[EXTRACTED DATA start]
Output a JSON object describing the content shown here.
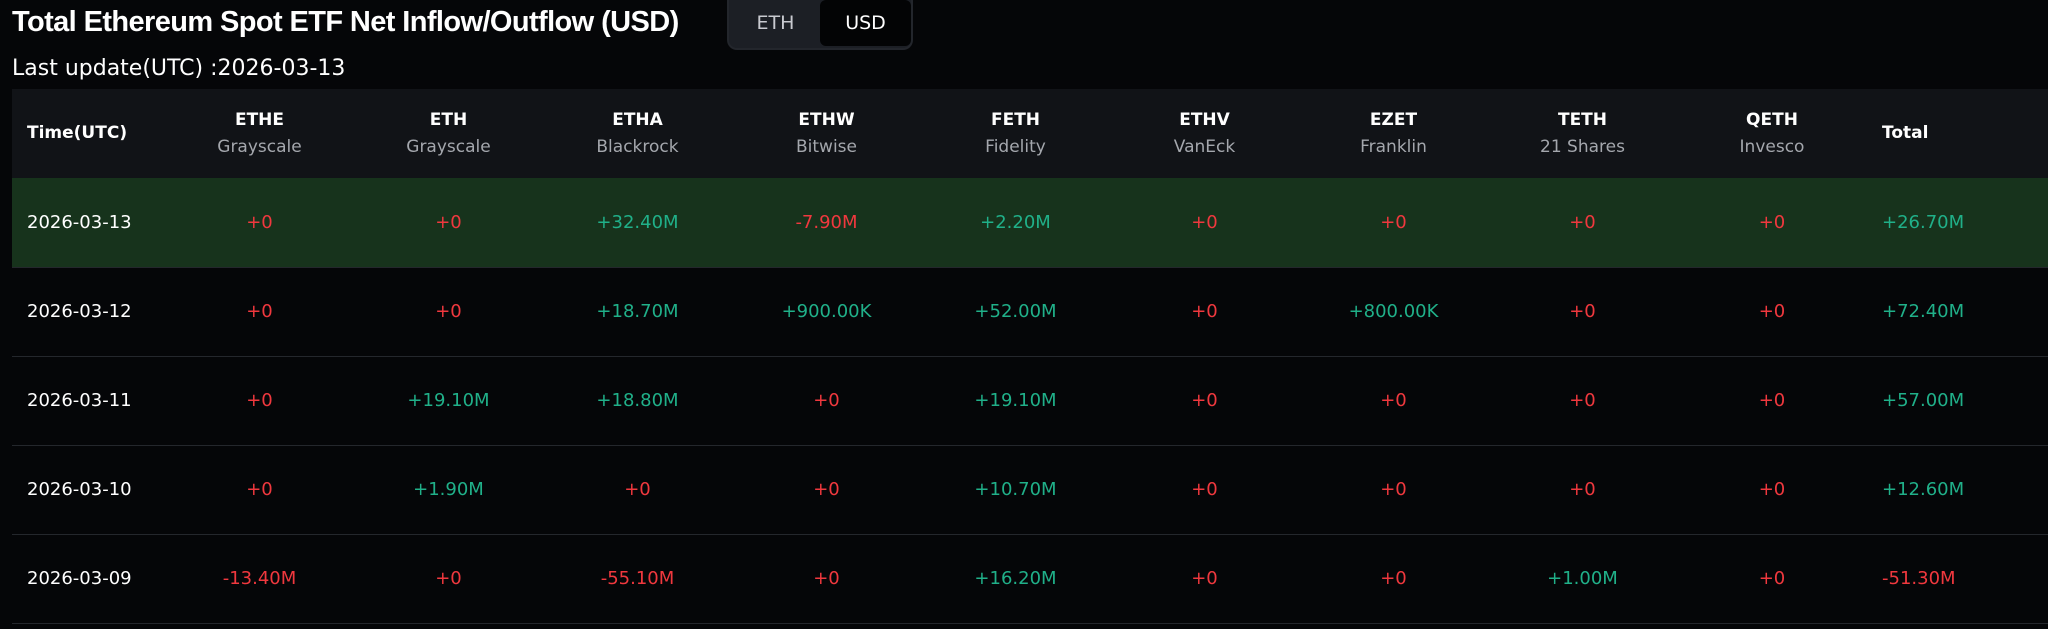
{
  "header": {
    "title": "Total Ethereum Spot ETF Net Inflow/Outflow (USD)",
    "last_update": "Last update(UTC) :2026-03-13"
  },
  "unit_toggle": {
    "options": [
      "ETH",
      "USD"
    ],
    "selected": "USD"
  },
  "table": {
    "columns": [
      {
        "ticker": "Time(UTC)",
        "issuer": ""
      },
      {
        "ticker": "ETHE",
        "issuer": "Grayscale"
      },
      {
        "ticker": "ETH",
        "issuer": "Grayscale"
      },
      {
        "ticker": "ETHA",
        "issuer": "Blackrock"
      },
      {
        "ticker": "ETHW",
        "issuer": "Bitwise"
      },
      {
        "ticker": "FETH",
        "issuer": "Fidelity"
      },
      {
        "ticker": "ETHV",
        "issuer": "VanEck"
      },
      {
        "ticker": "EZET",
        "issuer": "Franklin"
      },
      {
        "ticker": "TETH",
        "issuer": "21 Shares"
      },
      {
        "ticker": "QETH",
        "issuer": "Invesco"
      },
      {
        "ticker": "Total",
        "issuer": ""
      }
    ],
    "rows": [
      {
        "date": "2026-03-13",
        "highlighted": true,
        "values": [
          "+0",
          "+0",
          "+32.40M",
          "-7.90M",
          "+2.20M",
          "+0",
          "+0",
          "+0",
          "+0",
          "+26.70M"
        ]
      },
      {
        "date": "2026-03-12",
        "highlighted": false,
        "values": [
          "+0",
          "+0",
          "+18.70M",
          "+900.00K",
          "+52.00M",
          "+0",
          "+800.00K",
          "+0",
          "+0",
          "+72.40M"
        ]
      },
      {
        "date": "2026-03-11",
        "highlighted": false,
        "values": [
          "+0",
          "+19.10M",
          "+18.80M",
          "+0",
          "+19.10M",
          "+0",
          "+0",
          "+0",
          "+0",
          "+57.00M"
        ]
      },
      {
        "date": "2026-03-10",
        "highlighted": false,
        "values": [
          "+0",
          "+1.90M",
          "+0",
          "+0",
          "+10.70M",
          "+0",
          "+0",
          "+0",
          "+0",
          "+12.60M"
        ]
      },
      {
        "date": "2026-03-09",
        "highlighted": false,
        "values": [
          "-13.40M",
          "+0",
          "-55.10M",
          "+0",
          "+16.20M",
          "+0",
          "+0",
          "+1.00M",
          "+0",
          "-51.30M"
        ]
      }
    ]
  },
  "colors": {
    "positive": "#20b089",
    "negative": "#f0383e",
    "highlight_row": "#17331c"
  }
}
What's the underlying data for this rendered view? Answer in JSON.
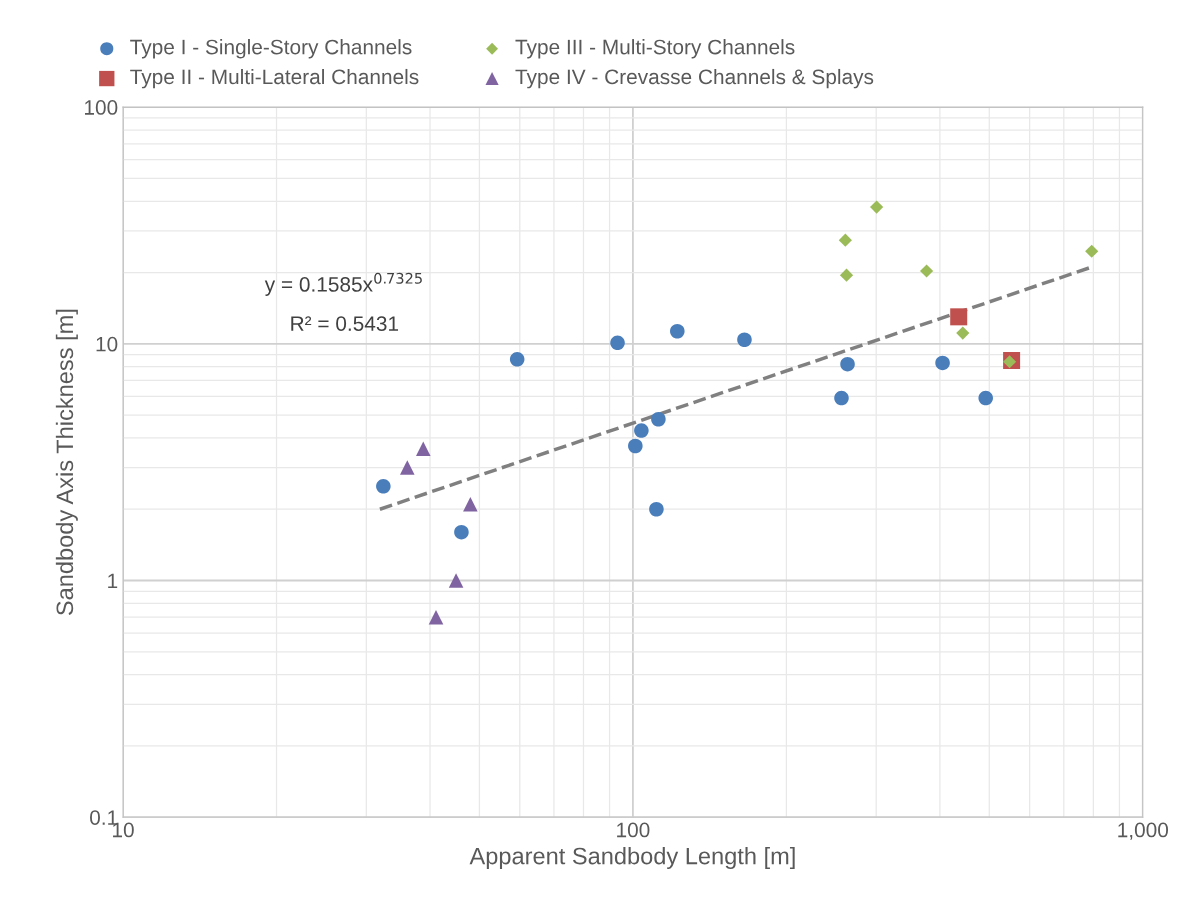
{
  "chart_data": {
    "type": "scatter",
    "xlabel": "Apparent Sandbody Length [m]",
    "ylabel": "Sandbody Axis Thickness [m]",
    "log": "xy",
    "xlim": [
      10,
      1000
    ],
    "ylim": [
      0.1,
      100
    ],
    "xticks": [
      10,
      100,
      {
        "value": 1000,
        "label": "1,000"
      }
    ],
    "yticks": [
      0.1,
      1,
      10,
      100
    ],
    "grid": true,
    "legend": "top",
    "annotations": [
      "y = 0.1585x$^{0.7325}$",
      "R² = 0.5431"
    ],
    "series": [
      {
        "name": "Type I - Single-Story Channels",
        "color": "#4a7ebb",
        "marker": "circle",
        "x": [
          32.4,
          46.1,
          59.3,
          93.3,
          101.1,
          103.9,
          112.2,
          111.2,
          122.2,
          165.5,
          256.5,
          263.6,
          404.9,
          492
        ],
        "values": [
          2.5,
          1.6,
          8.6,
          10.1,
          3.7,
          4.3,
          4.8,
          2.0,
          11.3,
          10.4,
          5.9,
          8.2,
          8.3,
          5.9
        ]
      },
      {
        "name": "Type II - Multi-Lateral Channels",
        "color": "#c0504d",
        "marker": "square",
        "x": [
          435.5,
          553
        ],
        "values": [
          13.0,
          8.5
        ]
      },
      {
        "name": "Type III - Multi-Story Channels",
        "color": "#9bbb59",
        "marker": "diamond",
        "x": [
          261,
          262.4,
          300.6,
          376.7,
          443.6,
          548,
          794
        ],
        "values": [
          27.4,
          19.5,
          37.8,
          20.3,
          11.1,
          8.4,
          24.6
        ]
      },
      {
        "name": "Type IV - Crevasse Channels & Splays",
        "color": "#8064a2",
        "marker": "triangle",
        "x": [
          36.1,
          38.8,
          41.1,
          45.0,
          48.0
        ],
        "values": [
          3.0,
          3.6,
          0.7,
          1.0,
          2.1
        ]
      },
      {
        "type": "line",
        "color": "#808080",
        "line_style": "dashed",
        "marker": "none",
        "x": [
          31.9,
          794
        ],
        "values": [
          2.0,
          21.1
        ]
      }
    ]
  }
}
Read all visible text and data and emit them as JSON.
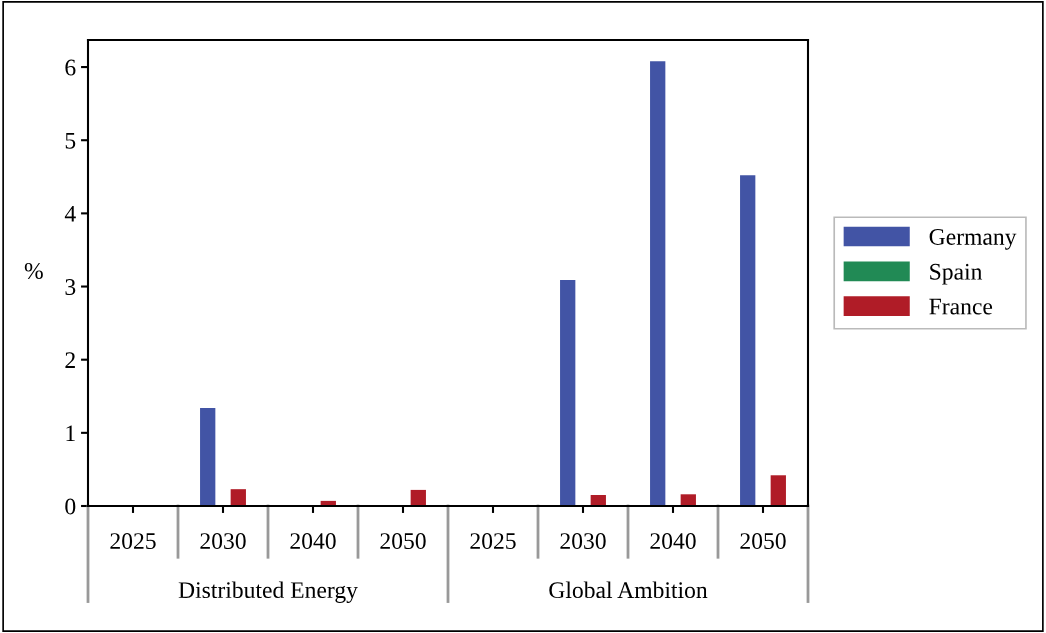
{
  "chart_data": {
    "type": "bar",
    "ylabel": "%",
    "categories": [
      "2025",
      "2030",
      "2040",
      "2050",
      "2025",
      "2030",
      "2040",
      "2050"
    ],
    "series": [
      {
        "name": "Germany",
        "color": "#4254a5",
        "values": [
          0,
          1.34,
          0,
          0,
          0,
          3.09,
          6.08,
          4.52
        ]
      },
      {
        "name": "Spain",
        "color": "#218a55",
        "values": [
          0,
          0,
          0,
          0,
          0,
          0,
          0,
          0
        ]
      },
      {
        "name": "France",
        "color": "#b01c27",
        "values": [
          0,
          0.23,
          0.07,
          0.22,
          0,
          0.15,
          0.16,
          0.42
        ]
      }
    ],
    "annotations": [
      "Distributed Energy",
      "Global Ambition"
    ],
    "ylim": [
      0,
      6.37
    ],
    "yticks": [
      0,
      1,
      2,
      3,
      4,
      5,
      6
    ],
    "grid": false,
    "legend": "right"
  }
}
[EXTRACTED DATA end]
● **WORK TO DO**
Omitting all images, retype each line of the records precisely.

● **WRITTEN SOLUTION**
Output a JSON object describing the content shown here.
{
  "header": {
    "title": "Total Ethereum Spot ETF Net Inflow/Outflow (USD)",
    "last_update": "Last update(UTC) :2026-03-13"
  },
  "unit_toggle": {
    "options": [
      "ETH",
      "USD"
    ],
    "selected": "USD"
  },
  "table": {
    "columns": [
      {
        "ticker": "Time(UTC)",
        "issuer": ""
      },
      {
        "ticker": "ETHE",
        "issuer": "Grayscale"
      },
      {
        "ticker": "ETH",
        "issuer": "Grayscale"
      },
      {
        "ticker": "ETHA",
        "issuer": "Blackrock"
      },
      {
        "ticker": "ETHW",
        "issuer": "Bitwise"
      },
      {
        "ticker": "FETH",
        "issuer": "Fidelity"
      },
      {
        "ticker": "ETHV",
        "issuer": "VanEck"
      },
      {
        "ticker": "EZET",
        "issuer": "Franklin"
      },
      {
        "ticker": "TETH",
        "issuer": "21 Shares"
      },
      {
        "ticker": "QETH",
        "issuer": "Invesco"
      },
      {
        "ticker": "Total",
        "issuer": ""
      }
    ],
    "rows": [
      {
        "date": "2026-03-13",
        "highlighted": true,
        "values": [
          "+0",
          "+0",
          "+32.40M",
          "-7.90M",
          "+2.20M",
          "+0",
          "+0",
          "+0",
          "+0",
          "+26.70M"
        ]
      },
      {
        "date": "2026-03-12",
        "highlighted": false,
        "values": [
          "+0",
          "+0",
          "+18.70M",
          "+900.00K",
          "+52.00M",
          "+0",
          "+800.00K",
          "+0",
          "+0",
          "+72.40M"
        ]
      },
      {
        "date": "2026-03-11",
        "highlighted": false,
        "values": [
          "+0",
          "+19.10M",
          "+18.80M",
          "+0",
          "+19.10M",
          "+0",
          "+0",
          "+0",
          "+0",
          "+57.00M"
        ]
      },
      {
        "date": "2026-03-10",
        "highlighted": false,
        "values": [
          "+0",
          "+1.90M",
          "+0",
          "+0",
          "+10.70M",
          "+0",
          "+0",
          "+0",
          "+0",
          "+12.60M"
        ]
      },
      {
        "date": "2026-03-09",
        "highlighted": false,
        "values": [
          "-13.40M",
          "+0",
          "-55.10M",
          "+0",
          "+16.20M",
          "+0",
          "+0",
          "+1.00M",
          "+0",
          "-51.30M"
        ]
      }
    ]
  },
  "colors": {
    "positive": "#20b089",
    "negative": "#f0383e",
    "highlight_row": "#17331c"
  }
}
What's the underlying data for this rendered view? Answer in JSON.
{
  "chart_data": {
    "type": "scatter",
    "xlabel": "Apparent Sandbody Length [m]",
    "ylabel": "Sandbody Axis Thickness [m]",
    "log": "xy",
    "xlim": [
      10,
      1000
    ],
    "ylim": [
      0.1,
      100
    ],
    "xticks": [
      10,
      100,
      {
        "value": 1000,
        "label": "1,000"
      }
    ],
    "yticks": [
      0.1,
      1,
      10,
      100
    ],
    "grid": true,
    "legend": "top",
    "annotations": [
      "y = 0.1585x$^{0.7325}$",
      "R² = 0.5431"
    ],
    "series": [
      {
        "name": "Type I - Single-Story Channels",
        "color": "#4a7ebb",
        "marker": "circle",
        "x": [
          32.4,
          46.1,
          59.3,
          93.3,
          101.1,
          103.9,
          112.2,
          111.2,
          122.2,
          165.5,
          256.5,
          263.6,
          404.9,
          492
        ],
        "values": [
          2.5,
          1.6,
          8.6,
          10.1,
          3.7,
          4.3,
          4.8,
          2.0,
          11.3,
          10.4,
          5.9,
          8.2,
          8.3,
          5.9
        ]
      },
      {
        "name": "Type II - Multi-Lateral Channels",
        "color": "#c0504d",
        "marker": "square",
        "x": [
          435.5,
          553
        ],
        "values": [
          13.0,
          8.5
        ]
      },
      {
        "name": "Type III - Multi-Story Channels",
        "color": "#9bbb59",
        "marker": "diamond",
        "x": [
          261,
          262.4,
          300.6,
          376.7,
          443.6,
          548,
          794
        ],
        "values": [
          27.4,
          19.5,
          37.8,
          20.3,
          11.1,
          8.4,
          24.6
        ]
      },
      {
        "name": "Type IV - Crevasse Channels & Splays",
        "color": "#8064a2",
        "marker": "triangle",
        "x": [
          36.1,
          38.8,
          41.1,
          45.0,
          48.0
        ],
        "values": [
          3.0,
          3.6,
          0.7,
          1.0,
          2.1
        ]
      },
      {
        "type": "line",
        "color": "#808080",
        "line_style": "dashed",
        "marker": "none",
        "x": [
          31.9,
          794
        ],
        "values": [
          2.0,
          21.1
        ]
      }
    ]
  }
}
Read all visible text and data and emit them as JSON.
{
  "chart_data": {
    "type": "bar",
    "ylabel": "%",
    "categories": [
      "2025",
      "2030",
      "2040",
      "2050",
      "2025",
      "2030",
      "2040",
      "2050"
    ],
    "series": [
      {
        "name": "Germany",
        "color": "#4254a5",
        "values": [
          0,
          1.34,
          0,
          0,
          0,
          3.09,
          6.08,
          4.52
        ]
      },
      {
        "name": "Spain",
        "color": "#218a55",
        "values": [
          0,
          0,
          0,
          0,
          0,
          0,
          0,
          0
        ]
      },
      {
        "name": "France",
        "color": "#b01c27",
        "values": [
          0,
          0.23,
          0.07,
          0.22,
          0,
          0.15,
          0.16,
          0.42
        ]
      }
    ],
    "annotations": [
      "Distributed Energy",
      "Global Ambition"
    ],
    "ylim": [
      0,
      6.37
    ],
    "yticks": [
      0,
      1,
      2,
      3,
      4,
      5,
      6
    ],
    "grid": false,
    "legend": "right"
  }
}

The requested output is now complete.